(TASK OBJECTIVE) Tell how many lines include the string "telephone". Answer with a single number.

(MATERIALS PROVIDED)
________________________________________
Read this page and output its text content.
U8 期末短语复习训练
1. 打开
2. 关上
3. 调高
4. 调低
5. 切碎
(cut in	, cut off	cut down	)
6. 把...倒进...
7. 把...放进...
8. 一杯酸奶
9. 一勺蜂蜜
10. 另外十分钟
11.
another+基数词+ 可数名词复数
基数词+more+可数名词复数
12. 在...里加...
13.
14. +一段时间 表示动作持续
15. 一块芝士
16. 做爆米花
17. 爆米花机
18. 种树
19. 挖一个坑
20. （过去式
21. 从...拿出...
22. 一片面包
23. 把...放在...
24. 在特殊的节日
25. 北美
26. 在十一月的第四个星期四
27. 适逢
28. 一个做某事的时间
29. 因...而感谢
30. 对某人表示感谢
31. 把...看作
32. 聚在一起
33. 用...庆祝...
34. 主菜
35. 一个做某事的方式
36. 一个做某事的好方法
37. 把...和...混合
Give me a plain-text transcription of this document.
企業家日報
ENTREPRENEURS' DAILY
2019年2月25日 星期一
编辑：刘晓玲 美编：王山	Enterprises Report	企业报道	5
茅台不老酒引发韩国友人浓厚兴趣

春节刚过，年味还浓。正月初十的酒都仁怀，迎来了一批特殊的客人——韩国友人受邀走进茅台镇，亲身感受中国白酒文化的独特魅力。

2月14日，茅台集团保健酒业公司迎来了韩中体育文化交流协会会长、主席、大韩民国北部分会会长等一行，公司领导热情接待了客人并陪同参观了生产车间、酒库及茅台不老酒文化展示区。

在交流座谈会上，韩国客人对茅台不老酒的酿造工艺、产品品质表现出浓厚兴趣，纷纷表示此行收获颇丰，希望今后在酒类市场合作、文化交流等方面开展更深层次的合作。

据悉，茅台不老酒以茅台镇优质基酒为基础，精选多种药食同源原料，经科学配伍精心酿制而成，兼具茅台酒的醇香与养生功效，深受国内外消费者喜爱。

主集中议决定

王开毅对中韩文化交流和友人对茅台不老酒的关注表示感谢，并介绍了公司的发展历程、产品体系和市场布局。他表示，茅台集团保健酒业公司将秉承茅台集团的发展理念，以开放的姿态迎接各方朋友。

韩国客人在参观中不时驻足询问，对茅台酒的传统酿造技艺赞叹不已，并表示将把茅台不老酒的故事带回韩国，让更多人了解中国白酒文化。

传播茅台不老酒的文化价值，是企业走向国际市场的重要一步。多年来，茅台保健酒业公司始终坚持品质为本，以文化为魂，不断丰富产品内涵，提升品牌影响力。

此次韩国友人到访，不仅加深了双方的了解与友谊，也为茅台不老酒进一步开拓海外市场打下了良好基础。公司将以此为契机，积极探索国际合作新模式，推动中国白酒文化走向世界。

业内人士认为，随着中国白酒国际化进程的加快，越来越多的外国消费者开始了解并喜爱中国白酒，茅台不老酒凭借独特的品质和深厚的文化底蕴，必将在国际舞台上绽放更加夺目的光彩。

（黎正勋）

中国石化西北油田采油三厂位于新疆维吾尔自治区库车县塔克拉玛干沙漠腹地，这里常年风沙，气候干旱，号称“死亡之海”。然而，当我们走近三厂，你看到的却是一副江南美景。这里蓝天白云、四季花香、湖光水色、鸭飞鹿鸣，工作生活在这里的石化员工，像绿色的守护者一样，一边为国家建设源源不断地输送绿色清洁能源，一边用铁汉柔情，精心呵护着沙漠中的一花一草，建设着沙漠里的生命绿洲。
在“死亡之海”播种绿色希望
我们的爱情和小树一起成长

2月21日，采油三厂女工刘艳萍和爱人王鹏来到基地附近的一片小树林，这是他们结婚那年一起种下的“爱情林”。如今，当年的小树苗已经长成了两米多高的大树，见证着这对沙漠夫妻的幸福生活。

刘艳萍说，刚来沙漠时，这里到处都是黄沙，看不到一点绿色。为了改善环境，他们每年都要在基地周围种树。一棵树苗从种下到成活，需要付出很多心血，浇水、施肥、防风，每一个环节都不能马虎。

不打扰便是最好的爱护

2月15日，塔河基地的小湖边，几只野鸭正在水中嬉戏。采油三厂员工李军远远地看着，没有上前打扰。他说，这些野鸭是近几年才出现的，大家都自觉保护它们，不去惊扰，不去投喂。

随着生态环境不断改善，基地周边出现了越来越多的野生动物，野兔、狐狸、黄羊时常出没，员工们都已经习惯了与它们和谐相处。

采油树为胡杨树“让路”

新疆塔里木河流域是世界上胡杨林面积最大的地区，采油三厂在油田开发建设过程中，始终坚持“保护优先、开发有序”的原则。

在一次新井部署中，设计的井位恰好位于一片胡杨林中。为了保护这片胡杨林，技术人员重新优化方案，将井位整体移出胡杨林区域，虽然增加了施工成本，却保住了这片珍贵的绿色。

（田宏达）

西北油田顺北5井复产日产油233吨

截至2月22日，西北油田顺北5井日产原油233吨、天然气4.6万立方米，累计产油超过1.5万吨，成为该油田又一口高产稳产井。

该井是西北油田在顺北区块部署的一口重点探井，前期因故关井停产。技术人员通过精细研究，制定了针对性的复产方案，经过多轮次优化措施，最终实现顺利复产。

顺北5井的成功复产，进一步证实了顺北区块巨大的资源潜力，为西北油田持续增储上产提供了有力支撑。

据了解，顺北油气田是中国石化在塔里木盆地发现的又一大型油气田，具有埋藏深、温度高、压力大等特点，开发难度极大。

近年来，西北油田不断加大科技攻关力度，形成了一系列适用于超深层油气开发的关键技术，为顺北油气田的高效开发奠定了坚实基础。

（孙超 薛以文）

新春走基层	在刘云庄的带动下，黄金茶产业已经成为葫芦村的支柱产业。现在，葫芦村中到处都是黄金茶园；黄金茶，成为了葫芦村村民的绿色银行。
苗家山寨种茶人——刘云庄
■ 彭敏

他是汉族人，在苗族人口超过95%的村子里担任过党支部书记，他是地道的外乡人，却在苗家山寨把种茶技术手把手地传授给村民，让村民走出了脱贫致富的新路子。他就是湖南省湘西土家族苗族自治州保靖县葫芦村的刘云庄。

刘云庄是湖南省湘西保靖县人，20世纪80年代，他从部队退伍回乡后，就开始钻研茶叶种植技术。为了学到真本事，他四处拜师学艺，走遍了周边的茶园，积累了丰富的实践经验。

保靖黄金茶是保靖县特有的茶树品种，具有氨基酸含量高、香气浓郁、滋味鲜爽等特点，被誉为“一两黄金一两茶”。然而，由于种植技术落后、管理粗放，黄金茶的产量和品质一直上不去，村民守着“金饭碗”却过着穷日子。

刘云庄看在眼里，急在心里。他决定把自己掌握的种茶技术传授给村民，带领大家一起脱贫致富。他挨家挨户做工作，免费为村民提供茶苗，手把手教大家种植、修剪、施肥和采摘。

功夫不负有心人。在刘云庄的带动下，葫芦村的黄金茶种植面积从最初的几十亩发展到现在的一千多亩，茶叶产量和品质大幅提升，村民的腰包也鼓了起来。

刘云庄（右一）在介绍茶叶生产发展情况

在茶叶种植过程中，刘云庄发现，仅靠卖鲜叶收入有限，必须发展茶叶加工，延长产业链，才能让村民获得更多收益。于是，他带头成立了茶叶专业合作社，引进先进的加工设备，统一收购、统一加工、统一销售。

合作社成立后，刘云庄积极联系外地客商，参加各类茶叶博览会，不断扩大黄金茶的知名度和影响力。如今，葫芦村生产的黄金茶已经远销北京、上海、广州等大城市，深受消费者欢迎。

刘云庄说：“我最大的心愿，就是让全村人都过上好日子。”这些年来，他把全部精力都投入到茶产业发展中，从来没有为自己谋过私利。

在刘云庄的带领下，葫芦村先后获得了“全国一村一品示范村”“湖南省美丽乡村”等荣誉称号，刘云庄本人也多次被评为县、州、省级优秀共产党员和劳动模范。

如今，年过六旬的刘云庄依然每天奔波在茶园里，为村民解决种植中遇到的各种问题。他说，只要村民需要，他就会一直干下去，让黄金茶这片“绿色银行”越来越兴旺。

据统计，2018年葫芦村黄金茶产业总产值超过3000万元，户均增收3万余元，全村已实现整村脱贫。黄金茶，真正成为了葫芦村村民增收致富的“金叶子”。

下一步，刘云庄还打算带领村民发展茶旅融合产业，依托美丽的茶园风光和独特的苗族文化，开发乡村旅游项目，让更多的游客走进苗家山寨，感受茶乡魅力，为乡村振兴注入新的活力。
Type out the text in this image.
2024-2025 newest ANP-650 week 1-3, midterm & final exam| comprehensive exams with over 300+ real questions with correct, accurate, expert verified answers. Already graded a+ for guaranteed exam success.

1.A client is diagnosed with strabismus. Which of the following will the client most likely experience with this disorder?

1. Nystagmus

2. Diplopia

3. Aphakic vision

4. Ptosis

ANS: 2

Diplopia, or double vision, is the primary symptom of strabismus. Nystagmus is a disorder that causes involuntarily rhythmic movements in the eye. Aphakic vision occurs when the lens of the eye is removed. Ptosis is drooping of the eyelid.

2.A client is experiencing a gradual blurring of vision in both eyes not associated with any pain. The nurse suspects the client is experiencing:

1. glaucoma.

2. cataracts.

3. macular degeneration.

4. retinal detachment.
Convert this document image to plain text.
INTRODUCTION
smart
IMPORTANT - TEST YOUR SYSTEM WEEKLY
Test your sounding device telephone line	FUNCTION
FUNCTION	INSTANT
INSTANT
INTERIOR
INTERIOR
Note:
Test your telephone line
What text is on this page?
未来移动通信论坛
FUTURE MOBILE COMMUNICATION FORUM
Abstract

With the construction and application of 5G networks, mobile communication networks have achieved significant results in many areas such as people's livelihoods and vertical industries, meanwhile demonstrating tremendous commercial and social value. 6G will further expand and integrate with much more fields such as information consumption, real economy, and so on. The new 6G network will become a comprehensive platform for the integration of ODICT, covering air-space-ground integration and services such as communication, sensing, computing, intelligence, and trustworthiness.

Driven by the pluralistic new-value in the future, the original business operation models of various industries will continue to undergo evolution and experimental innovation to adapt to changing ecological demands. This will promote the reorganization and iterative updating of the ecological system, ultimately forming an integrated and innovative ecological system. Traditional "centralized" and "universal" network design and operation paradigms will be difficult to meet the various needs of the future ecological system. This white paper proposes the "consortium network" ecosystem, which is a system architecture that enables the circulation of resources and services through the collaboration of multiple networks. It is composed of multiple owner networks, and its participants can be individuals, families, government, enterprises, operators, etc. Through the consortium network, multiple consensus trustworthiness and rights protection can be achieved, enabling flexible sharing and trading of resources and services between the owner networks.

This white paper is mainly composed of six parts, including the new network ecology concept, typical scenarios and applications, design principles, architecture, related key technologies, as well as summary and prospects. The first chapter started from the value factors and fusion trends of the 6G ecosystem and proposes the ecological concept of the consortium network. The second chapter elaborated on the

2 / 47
________________________________________
(OUTPUT FOR THIS EXERCISE) 2